-- start of Extracted information --

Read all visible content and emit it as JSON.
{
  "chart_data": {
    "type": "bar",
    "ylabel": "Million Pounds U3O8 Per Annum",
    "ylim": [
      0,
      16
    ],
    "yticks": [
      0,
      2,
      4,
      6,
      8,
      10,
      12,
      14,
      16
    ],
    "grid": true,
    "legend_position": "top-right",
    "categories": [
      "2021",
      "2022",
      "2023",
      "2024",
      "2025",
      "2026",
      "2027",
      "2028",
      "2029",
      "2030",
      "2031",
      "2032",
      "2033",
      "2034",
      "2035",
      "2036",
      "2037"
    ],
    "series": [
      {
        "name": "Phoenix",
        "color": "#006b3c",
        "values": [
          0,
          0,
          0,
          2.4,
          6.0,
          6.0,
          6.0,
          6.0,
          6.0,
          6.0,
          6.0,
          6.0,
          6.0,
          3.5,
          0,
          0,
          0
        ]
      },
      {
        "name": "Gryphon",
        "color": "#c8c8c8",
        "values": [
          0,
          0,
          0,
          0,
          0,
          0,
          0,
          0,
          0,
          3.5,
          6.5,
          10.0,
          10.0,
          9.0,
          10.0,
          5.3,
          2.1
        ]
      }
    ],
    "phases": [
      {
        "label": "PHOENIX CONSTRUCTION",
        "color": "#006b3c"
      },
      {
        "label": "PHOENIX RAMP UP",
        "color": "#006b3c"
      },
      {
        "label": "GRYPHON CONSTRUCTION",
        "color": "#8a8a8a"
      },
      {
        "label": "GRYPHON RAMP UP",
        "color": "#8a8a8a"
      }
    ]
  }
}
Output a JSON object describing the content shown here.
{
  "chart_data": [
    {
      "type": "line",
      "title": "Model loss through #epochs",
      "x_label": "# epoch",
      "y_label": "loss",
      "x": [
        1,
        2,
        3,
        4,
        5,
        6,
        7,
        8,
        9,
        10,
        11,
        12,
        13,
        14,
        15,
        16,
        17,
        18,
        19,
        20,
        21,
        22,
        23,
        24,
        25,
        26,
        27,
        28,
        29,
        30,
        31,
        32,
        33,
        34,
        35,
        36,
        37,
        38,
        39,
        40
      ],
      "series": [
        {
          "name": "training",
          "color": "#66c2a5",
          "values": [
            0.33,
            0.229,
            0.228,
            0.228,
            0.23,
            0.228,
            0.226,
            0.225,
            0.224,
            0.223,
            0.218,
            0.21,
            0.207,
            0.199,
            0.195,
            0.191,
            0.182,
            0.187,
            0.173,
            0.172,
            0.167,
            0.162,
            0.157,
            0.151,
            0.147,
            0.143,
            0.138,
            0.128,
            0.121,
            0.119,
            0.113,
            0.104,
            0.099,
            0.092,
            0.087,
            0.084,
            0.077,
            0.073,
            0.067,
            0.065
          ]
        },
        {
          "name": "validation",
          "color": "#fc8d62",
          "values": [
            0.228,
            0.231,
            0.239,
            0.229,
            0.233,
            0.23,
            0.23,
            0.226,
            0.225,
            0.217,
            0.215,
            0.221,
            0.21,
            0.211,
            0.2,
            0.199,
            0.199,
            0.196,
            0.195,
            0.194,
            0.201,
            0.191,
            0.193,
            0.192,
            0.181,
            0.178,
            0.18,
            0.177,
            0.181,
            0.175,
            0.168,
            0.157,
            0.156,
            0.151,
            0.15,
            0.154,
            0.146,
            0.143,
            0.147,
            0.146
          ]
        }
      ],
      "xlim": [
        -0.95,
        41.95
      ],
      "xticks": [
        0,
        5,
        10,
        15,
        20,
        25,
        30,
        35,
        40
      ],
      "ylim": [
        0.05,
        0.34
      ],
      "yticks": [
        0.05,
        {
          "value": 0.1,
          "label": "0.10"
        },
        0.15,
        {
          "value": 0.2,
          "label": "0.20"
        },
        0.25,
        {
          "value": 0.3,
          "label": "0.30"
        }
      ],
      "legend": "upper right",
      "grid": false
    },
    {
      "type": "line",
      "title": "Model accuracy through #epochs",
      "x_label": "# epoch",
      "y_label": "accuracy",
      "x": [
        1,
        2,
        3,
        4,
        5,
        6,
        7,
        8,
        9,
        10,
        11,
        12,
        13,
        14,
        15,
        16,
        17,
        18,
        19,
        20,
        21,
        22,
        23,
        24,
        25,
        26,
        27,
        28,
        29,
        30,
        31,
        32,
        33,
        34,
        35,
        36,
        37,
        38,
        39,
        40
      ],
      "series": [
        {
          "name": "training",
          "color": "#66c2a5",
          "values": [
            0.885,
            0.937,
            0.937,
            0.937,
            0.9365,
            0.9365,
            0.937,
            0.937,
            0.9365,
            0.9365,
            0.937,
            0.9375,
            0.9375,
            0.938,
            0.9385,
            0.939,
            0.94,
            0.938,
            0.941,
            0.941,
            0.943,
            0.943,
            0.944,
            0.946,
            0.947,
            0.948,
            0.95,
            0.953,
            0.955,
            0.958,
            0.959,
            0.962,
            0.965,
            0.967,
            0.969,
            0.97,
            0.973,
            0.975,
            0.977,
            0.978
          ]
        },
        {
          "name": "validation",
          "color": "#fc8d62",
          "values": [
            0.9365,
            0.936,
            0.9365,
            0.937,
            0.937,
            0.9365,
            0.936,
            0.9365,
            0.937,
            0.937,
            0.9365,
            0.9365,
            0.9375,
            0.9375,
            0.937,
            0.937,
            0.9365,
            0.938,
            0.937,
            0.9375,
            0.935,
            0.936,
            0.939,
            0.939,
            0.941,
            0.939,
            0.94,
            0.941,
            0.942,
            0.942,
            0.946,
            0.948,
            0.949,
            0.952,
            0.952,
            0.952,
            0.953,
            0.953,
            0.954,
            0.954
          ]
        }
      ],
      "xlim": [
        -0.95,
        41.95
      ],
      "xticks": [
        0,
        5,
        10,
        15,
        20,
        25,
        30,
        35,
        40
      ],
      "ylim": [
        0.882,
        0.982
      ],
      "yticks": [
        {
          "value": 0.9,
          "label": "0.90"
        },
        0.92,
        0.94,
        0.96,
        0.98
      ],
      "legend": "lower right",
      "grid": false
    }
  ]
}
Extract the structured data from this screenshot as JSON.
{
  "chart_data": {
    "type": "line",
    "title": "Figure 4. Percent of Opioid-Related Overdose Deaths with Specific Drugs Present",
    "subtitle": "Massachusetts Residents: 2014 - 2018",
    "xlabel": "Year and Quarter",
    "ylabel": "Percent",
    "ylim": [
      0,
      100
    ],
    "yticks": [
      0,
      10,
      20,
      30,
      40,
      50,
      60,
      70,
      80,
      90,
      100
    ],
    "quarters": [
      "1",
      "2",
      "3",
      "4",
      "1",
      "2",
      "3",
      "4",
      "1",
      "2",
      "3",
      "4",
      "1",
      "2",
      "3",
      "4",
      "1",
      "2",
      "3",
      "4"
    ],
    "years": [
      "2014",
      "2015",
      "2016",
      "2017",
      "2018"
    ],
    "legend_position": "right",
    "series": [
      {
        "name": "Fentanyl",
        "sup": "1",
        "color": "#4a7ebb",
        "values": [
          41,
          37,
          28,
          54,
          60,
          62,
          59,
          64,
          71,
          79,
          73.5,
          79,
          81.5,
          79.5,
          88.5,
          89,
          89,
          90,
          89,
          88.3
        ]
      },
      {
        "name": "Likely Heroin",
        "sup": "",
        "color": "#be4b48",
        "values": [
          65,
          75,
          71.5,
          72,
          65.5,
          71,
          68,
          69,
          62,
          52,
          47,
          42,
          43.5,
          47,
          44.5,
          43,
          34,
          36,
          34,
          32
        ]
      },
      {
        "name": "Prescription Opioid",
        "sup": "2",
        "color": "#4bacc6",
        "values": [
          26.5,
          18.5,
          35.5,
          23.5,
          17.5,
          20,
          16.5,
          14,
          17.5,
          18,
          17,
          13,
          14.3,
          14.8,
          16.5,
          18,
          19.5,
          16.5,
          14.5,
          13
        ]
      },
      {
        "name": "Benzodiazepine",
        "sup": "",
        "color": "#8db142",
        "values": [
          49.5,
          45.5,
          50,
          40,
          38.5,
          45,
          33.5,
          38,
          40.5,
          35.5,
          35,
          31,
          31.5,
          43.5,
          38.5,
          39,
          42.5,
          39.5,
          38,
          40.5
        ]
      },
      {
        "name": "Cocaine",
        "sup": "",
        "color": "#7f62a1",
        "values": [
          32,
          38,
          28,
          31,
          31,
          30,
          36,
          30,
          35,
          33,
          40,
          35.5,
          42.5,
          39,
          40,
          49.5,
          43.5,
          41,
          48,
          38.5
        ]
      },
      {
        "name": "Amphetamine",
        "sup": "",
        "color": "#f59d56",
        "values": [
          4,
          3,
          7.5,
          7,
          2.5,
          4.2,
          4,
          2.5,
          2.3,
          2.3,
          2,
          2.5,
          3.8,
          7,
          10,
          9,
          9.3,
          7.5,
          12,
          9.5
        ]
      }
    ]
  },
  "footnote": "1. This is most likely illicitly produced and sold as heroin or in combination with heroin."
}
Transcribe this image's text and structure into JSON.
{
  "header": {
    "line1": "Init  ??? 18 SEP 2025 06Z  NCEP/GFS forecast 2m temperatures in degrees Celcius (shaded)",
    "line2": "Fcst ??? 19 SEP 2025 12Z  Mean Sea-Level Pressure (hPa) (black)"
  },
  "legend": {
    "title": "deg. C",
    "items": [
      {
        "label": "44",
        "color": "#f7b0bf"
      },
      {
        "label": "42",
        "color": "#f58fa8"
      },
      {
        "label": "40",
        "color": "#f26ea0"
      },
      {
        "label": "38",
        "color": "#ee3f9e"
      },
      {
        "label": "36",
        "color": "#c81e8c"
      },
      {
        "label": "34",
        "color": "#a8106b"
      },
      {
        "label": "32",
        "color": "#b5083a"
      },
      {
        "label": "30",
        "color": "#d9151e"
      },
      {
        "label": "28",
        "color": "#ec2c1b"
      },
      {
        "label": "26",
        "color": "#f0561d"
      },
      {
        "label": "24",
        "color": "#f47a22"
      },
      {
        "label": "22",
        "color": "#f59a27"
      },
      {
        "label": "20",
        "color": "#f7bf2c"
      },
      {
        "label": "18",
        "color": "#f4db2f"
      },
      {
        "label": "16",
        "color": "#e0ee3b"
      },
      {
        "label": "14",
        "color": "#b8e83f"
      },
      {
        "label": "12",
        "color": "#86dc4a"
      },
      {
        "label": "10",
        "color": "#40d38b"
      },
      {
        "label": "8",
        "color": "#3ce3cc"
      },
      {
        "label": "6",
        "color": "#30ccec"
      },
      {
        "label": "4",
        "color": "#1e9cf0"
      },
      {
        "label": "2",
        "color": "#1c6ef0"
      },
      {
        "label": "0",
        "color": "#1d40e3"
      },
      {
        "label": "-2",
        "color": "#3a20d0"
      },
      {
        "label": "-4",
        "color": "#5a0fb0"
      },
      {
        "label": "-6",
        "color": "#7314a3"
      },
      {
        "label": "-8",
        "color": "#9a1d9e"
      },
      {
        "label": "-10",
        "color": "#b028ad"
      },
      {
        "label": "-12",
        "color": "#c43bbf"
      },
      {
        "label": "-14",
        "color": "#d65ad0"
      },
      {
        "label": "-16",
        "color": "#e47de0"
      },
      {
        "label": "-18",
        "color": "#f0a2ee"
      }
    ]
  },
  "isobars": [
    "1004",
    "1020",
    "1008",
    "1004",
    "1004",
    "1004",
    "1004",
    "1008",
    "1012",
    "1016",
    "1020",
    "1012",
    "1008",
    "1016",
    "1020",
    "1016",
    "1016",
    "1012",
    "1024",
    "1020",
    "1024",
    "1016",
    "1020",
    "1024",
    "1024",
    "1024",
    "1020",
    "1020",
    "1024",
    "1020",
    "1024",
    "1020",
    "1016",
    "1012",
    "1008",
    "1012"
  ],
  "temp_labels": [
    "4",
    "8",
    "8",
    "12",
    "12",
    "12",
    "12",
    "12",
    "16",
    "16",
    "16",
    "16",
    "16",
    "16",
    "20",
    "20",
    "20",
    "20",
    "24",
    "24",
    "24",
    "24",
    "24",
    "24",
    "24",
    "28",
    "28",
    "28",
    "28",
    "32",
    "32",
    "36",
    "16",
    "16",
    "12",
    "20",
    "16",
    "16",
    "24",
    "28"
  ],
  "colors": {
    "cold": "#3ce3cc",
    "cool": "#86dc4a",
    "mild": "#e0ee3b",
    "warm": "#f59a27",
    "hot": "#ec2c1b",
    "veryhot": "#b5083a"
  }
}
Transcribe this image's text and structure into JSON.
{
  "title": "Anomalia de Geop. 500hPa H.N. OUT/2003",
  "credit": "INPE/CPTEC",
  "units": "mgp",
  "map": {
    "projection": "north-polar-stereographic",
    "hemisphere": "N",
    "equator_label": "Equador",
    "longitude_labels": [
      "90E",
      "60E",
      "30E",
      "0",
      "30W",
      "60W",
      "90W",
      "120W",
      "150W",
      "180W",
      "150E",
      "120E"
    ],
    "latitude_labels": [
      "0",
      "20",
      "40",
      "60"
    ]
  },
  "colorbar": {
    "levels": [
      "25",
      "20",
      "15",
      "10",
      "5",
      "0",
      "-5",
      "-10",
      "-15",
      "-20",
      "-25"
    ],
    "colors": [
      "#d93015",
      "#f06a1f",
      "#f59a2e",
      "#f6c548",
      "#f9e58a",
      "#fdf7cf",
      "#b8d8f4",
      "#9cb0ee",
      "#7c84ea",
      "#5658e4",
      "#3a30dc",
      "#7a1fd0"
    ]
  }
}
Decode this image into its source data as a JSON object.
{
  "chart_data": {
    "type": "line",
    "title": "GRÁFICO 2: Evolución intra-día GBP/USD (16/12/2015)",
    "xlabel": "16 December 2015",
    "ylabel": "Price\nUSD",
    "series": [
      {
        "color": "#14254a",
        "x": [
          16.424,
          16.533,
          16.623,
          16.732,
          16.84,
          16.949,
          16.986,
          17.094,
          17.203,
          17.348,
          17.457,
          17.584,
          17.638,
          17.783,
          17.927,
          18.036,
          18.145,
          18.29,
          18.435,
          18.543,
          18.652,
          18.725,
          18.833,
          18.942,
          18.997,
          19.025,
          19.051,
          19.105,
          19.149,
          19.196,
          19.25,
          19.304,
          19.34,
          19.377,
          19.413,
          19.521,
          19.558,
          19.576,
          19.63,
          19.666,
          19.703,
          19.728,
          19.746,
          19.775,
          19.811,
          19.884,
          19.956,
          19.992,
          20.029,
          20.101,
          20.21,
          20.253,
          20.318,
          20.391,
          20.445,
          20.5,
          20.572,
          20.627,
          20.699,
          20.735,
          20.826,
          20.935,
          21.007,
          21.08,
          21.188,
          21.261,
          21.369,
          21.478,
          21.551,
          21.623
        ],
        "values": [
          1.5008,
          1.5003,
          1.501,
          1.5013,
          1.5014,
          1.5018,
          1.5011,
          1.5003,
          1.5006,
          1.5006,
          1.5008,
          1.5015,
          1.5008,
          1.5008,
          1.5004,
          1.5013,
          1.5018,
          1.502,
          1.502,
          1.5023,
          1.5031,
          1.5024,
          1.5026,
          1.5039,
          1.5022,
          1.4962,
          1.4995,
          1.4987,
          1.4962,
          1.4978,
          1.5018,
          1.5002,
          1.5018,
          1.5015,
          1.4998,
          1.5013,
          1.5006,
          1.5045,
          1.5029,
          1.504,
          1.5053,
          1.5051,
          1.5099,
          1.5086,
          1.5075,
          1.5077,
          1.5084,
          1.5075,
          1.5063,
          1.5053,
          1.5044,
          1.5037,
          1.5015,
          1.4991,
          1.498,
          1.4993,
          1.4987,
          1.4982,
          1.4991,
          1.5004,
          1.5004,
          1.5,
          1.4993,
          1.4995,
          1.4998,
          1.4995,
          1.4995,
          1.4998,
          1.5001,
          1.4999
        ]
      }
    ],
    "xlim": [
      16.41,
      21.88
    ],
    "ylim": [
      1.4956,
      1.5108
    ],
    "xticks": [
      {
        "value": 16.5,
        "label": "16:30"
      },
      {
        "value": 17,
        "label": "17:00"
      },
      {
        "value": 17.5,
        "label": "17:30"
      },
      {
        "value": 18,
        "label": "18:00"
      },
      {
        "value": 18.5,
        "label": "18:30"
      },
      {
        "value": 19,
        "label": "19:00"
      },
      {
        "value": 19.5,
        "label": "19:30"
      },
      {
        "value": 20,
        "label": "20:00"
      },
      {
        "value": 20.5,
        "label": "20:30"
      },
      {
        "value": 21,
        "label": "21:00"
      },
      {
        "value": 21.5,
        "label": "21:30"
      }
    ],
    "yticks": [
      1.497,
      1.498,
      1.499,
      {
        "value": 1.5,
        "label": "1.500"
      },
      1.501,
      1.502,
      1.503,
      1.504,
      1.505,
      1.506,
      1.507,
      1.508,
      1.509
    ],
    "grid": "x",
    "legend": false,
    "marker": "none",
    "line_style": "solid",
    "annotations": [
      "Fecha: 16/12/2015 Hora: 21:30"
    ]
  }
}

-- end of Extracted information --

What is required:
Among the records above, how many lines carry the string "epochs"? Reply with the number alone.

Solution to this exercise:
2